◆ The request
Copy out the complete listing, word for word.

◆ Supplied material
>>>>>

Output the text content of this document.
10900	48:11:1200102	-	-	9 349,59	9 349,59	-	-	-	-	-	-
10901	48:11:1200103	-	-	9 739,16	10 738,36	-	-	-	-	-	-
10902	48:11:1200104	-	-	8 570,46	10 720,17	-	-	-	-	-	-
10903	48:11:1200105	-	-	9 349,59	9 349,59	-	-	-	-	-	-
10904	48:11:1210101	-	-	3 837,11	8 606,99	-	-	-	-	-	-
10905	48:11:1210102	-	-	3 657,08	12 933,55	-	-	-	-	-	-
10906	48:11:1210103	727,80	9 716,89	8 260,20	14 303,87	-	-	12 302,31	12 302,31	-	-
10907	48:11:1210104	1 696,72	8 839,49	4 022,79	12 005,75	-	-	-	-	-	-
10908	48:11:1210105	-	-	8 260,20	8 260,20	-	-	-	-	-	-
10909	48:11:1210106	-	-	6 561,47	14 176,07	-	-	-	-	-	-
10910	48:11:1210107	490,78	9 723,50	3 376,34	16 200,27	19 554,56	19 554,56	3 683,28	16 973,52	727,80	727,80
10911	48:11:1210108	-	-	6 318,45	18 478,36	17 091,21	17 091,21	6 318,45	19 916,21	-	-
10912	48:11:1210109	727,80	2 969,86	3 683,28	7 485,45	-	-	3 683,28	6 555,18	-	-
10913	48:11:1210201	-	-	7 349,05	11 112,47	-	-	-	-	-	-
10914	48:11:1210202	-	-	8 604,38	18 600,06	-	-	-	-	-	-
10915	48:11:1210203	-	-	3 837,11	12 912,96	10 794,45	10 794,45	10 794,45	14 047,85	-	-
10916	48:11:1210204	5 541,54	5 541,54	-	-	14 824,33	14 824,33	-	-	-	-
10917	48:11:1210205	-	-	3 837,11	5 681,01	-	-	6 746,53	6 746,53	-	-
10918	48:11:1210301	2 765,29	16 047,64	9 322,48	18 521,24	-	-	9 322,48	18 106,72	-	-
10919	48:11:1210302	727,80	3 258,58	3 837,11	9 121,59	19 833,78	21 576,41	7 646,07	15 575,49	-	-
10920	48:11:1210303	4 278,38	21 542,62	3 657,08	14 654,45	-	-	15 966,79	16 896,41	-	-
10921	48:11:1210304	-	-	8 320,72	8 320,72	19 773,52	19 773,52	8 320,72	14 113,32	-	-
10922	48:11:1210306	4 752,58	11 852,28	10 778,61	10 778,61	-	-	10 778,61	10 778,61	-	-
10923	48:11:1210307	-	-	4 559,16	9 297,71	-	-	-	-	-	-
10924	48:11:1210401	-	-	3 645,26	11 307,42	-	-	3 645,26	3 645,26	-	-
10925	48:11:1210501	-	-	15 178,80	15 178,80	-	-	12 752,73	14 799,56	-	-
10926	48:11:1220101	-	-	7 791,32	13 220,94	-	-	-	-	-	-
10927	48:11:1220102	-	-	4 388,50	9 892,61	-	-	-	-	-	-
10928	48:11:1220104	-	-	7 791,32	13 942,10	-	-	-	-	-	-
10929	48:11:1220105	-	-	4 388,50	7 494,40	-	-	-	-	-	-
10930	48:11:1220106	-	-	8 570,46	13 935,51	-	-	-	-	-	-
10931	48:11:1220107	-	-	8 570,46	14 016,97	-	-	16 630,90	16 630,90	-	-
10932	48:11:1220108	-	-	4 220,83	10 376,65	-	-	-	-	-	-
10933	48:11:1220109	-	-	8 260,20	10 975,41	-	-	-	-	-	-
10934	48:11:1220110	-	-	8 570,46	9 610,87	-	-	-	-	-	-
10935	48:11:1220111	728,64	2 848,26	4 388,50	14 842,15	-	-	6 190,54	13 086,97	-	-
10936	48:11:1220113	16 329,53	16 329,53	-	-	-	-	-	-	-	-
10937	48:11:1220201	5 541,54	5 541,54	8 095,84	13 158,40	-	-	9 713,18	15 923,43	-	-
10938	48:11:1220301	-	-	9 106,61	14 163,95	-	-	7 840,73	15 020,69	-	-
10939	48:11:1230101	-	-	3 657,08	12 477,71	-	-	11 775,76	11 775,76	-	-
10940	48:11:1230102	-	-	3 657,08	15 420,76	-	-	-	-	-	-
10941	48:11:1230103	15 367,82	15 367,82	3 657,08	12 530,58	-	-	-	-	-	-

<<<<<

◆ Result
Output the text content of this document.
10900	48:11:1200102	-	-	9 349,59	9 349,59	-	-	-	-	-	-
10901	48:11:1200103	-	-	9 739,16	10 738,36	-	-	-	-	-	-
10902	48:11:1200104	-	-	8 570,46	10 720,17	-	-	-	-	-	-
10903	48:11:1200105	-	-	9 349,59	9 349,59	-	-	-	-	-	-
10904	48:11:1210101	-	-	3 837,11	8 606,99	-	-	-	-	-	-
10905	48:11:1210102	-	-	3 657,08	12 933,55	-	-	-	-	-	-
10906	48:11:1210103	727,80	9 716,89	8 260,20	14 303,87	-	-	12 302,31	12 302,31	-	-
10907	48:11:1210104	1 696,72	8 839,49	4 022,79	12 005,75	-	-	-	-	-	-
10908	48:11:1210105	-	-	8 260,20	8 260,20	-	-	-	-	-	-
10909	48:11:1210106	-	-	6 561,47	14 176,07	-	-	-	-	-	-
10910	48:11:1210107	490,78	9 723,50	3 376,34	16 200,27	19 554,56	19 554,56	3 683,28	16 973,52	727,80	727,80
10911	48:11:1210108	-	-	6 318,45	18 478,36	17 091,21	17 091,21	6 318,45	19 916,21	-	-
10912	48:11:1210109	727,80	2 969,86	3 683,28	7 485,45	-	-	3 683,28	6 555,18	-	-
10913	48:11:1210201	-	-	7 349,05	11 112,47	-	-	-	-	-	-
10914	48:11:1210202	-	-	8 604,38	18 600,06	-	-	-	-	-	-
10915	48:11:1210203	-	-	3 837,11	12 912,96	10 794,45	10 794,45	10 794,45	14 047,85	-	-
10916	48:11:1210204	5 541,54	5 541,54	-	-	14 824,33	14 824,33	-	-	-	-
10917	48:11:1210205	-	-	3 837,11	5 681,01	-	-	6 746,53	6 746,53	-	-
10918	48:11:1210301	2 765,29	16 047,64	9 322,48	18 521,24	-	-	9 322,48	18 106,72	-	-
10919	48:11:1210302	727,80	3 258,58	3 837,11	9 121,59	19 833,78	21 576,41	7 646,07	15 575,49	-	-
10920	48:11:1210303	4 278,38	21 542,62	3 657,08	14 654,45	-	-	15 966,79	16 896,41	-	-
10921	48:11:1210304	-	-	8 320,72	8 320,72	19 773,52	19 773,52	8 320,72	14 113,32	-	-
10922	48:11:1210306	4 752,58	11 852,28	10 778,61	10 778,61	-	-	10 778,61	10 778,61	-	-
10923	48:11:1210307	-	-	4 559,16	9 297,71	-	-	-	-	-	-
10924	48:11:1210401	-	-	3 645,26	11 307,42	-	-	3 645,26	3 645,26	-	-
10925	48:11:1210501	-	-	15 178,80	15 178,80	-	-	12 752,73	14 799,56	-	-
10926	48:11:1220101	-	-	7 791,32	13 220,94	-	-	-	-	-	-
10927	48:11:1220102	-	-	4 388,50	9 892,61	-	-	-	-	-	-
10928	48:11:1220104	-	-	7 791,32	13 942,10	-	-	-	-	-	-
10929	48:11:1220105	-	-	4 388,50	7 494,40	-	-	-	-	-	-
10930	48:11:1220106	-	-	8 570,46	13 935,51	-	-	-	-	-	-
10931	48:11:1220107	-	-	8 570,46	14 016,97	-	-	16 630,90	16 630,90	-	-
10932	48:11:1220108	-	-	4 220,83	10 376,65	-	-	-	-	-	-
10933	48:11:1220109	-	-	8 260,20	10 975,41	-	-	-	-	-	-
10934	48:11:1220110	-	-	8 570,46	9 610,87	-	-	-	-	-	-
10935	48:11:1220111	728,64	2 848,26	4 388,50	14 842,15	-	-	6 190,54	13 086,97	-	-
10936	48:11:1220113	16 329,53	16 329,53	-	-	-	-	-	-	-	-
10937	48:11:1220201	5 541,54	5 541,54	8 095,84	13 158,40	-	-	9 713,18	15 923,43	-	-
10938	48:11:1220301	-	-	9 106,61	14 163,95	-	-	7 840,73	15 020,69	-	-
10939	48:11:1230101	-	-	3 657,08	12 477,71	-	-	11 775,76	11 775,76	-	-
10940	48:11:1230102	-	-	3 657,08	15 420,76	-	-	-	-	-	-
10941	48:11:1230103	15 367,82	15 367,82	3 657,08	12 530,58	-	-	-	-	-	-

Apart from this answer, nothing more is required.